> [Stated goal] Extract all of the entries and give them again, word for word.

Stored records:
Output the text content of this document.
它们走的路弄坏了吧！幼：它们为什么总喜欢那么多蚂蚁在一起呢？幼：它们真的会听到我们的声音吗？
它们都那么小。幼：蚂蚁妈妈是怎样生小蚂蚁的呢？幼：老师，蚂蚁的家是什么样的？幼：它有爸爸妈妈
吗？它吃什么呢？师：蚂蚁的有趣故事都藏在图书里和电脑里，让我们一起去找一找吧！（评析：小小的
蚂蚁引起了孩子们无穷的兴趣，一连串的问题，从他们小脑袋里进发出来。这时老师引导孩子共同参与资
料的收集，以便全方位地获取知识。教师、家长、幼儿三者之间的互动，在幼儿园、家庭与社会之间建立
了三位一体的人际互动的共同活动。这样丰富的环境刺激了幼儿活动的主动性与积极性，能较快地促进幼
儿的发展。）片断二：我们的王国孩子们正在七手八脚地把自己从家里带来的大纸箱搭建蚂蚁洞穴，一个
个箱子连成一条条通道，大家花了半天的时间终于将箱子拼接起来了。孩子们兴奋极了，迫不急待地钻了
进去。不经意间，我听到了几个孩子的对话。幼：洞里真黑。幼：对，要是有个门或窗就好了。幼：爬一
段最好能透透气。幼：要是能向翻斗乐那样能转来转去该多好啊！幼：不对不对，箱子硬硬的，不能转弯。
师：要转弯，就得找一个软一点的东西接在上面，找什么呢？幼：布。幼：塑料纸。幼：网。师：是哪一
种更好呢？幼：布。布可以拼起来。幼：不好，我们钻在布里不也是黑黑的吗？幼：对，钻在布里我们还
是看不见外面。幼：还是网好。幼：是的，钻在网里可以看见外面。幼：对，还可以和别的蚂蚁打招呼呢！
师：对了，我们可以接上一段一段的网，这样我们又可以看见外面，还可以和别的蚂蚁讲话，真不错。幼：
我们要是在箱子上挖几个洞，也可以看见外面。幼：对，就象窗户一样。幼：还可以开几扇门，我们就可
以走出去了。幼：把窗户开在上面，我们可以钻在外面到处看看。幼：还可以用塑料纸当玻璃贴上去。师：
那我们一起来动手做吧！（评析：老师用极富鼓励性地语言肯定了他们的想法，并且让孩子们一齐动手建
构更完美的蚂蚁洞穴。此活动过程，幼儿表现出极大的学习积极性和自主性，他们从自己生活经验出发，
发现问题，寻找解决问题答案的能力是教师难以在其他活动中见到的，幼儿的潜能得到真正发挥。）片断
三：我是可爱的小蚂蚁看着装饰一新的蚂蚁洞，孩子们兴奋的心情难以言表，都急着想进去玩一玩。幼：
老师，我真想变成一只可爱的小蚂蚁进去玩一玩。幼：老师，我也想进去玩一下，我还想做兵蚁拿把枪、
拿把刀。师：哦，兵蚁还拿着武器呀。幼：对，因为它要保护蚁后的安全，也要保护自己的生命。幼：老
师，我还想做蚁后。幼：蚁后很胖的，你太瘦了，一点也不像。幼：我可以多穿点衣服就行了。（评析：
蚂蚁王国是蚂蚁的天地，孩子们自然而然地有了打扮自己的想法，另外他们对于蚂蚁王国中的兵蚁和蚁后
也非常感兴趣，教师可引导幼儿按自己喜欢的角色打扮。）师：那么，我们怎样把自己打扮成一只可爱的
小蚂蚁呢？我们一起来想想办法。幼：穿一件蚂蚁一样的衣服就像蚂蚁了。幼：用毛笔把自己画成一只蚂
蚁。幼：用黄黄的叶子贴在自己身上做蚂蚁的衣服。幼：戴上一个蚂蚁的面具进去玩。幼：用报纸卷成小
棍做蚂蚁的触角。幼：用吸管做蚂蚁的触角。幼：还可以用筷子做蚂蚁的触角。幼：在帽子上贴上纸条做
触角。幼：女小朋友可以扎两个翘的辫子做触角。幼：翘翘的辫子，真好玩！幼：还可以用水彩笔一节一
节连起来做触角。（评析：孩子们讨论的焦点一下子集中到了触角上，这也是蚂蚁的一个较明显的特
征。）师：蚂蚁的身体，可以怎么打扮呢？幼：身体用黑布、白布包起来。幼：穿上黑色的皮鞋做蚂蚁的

> [Solution for this exercise]
Output the text content of this document.
它们走的路弄坏了吧！幼：它们为什么总喜欢那么多蚂蚁在一起呢？幼：它们真的会听到我们的声音吗？
它们都那么小。幼：蚂蚁妈妈是怎样生小蚂蚁的呢？幼：老师，蚂蚁的家是什么样的？幼：它有爸爸妈妈
吗？它吃什么呢？师：蚂蚁的有趣故事都藏在图书里和电脑里，让我们一起去找一找吧！（评析：小小的
蚂蚁引起了孩子们无穷的兴趣，一连串的问题，从他们小脑袋里进发出来。这时老师引导孩子共同参与资
料的收集，以便全方位地获取知识。教师、家长、幼儿三者之间的互动，在幼儿园、家庭与社会之间建立
了三位一体的人际互动的共同活动。这样丰富的环境刺激了幼儿活动的主动性与积极性，能较快地促进幼
儿的发展。）片断二：我们的王国孩子们正在七手八脚地把自己从家里带来的大纸箱搭建蚂蚁洞穴，一个
个箱子连成一条条通道，大家花了半天的时间终于将箱子拼接起来了。孩子们兴奋极了，迫不急待地钻了
进去。不经意间，我听到了几个孩子的对话。幼：洞里真黑。幼：对，要是有个门或窗就好了。幼：爬一
段最好能透透气。幼：要是能向翻斗乐那样能转来转去该多好啊！幼：不对不对，箱子硬硬的，不能转弯。
师：要转弯，就得找一个软一点的东西接在上面，找什么呢？幼：布。幼：塑料纸。幼：网。师：是哪一
种更好呢？幼：布。布可以拼起来。幼：不好，我们钻在布里不也是黑黑的吗？幼：对，钻在布里我们还
是看不见外面。幼：还是网好。幼：是的，钻在网里可以看见外面。幼：对，还可以和别的蚂蚁打招呼呢！
师：对了，我们可以接上一段一段的网，这样我们又可以看见外面，还可以和别的蚂蚁讲话，真不错。幼：
我们要是在箱子上挖几个洞，也可以看见外面。幼：对，就象窗户一样。幼：还可以开几扇门，我们就可
以走出去了。幼：把窗户开在上面，我们可以钻在外面到处看看。幼：还可以用塑料纸当玻璃贴上去。师：
那我们一起来动手做吧！（评析：老师用极富鼓励性地语言肯定了他们的想法，并且让孩子们一齐动手建
构更完美的蚂蚁洞穴。此活动过程，幼儿表现出极大的学习积极性和自主性，他们从自己生活经验出发，
发现问题，寻找解决问题答案的能力是教师难以在其他活动中见到的，幼儿的潜能得到真正发挥。）片断
三：我是可爱的小蚂蚁看着装饰一新的蚂蚁洞，孩子们兴奋的心情难以言表，都急着想进去玩一玩。幼：
老师，我真想变成一只可爱的小蚂蚁进去玩一玩。幼：老师，我也想进去玩一下，我还想做兵蚁拿把枪、
拿把刀。师：哦，兵蚁还拿着武器呀。幼：对，因为它要保护蚁后的安全，也要保护自己的生命。幼：老
师，我还想做蚁后。幼：蚁后很胖的，你太瘦了，一点也不像。幼：我可以多穿点衣服就行了。（评析：
蚂蚁王国是蚂蚁的天地，孩子们自然而然地有了打扮自己的想法，另外他们对于蚂蚁王国中的兵蚁和蚁后
也非常感兴趣，教师可引导幼儿按自己喜欢的角色打扮。）师：那么，我们怎样把自己打扮成一只可爱的
小蚂蚁呢？我们一起来想想办法。幼：穿一件蚂蚁一样的衣服就像蚂蚁了。幼：用毛笔把自己画成一只蚂
蚁。幼：用黄黄的叶子贴在自己身上做蚂蚁的衣服。幼：戴上一个蚂蚁的面具进去玩。幼：用报纸卷成小
棍做蚂蚁的触角。幼：用吸管做蚂蚁的触角。幼：还可以用筷子做蚂蚁的触角。幼：在帽子上贴上纸条做
触角。幼：女小朋友可以扎两个翘的辫子做触角。幼：翘翘的辫子，真好玩！幼：还可以用水彩笔一节一
节连起来做触角。（评析：孩子们讨论的焦点一下子集中到了触角上，这也是蚂蚁的一个较明显的特
征。）师：蚂蚁的身体，可以怎么打扮呢？幼：身体用黑布、白布包起来。幼：穿上黑色的皮鞋做蚂蚁的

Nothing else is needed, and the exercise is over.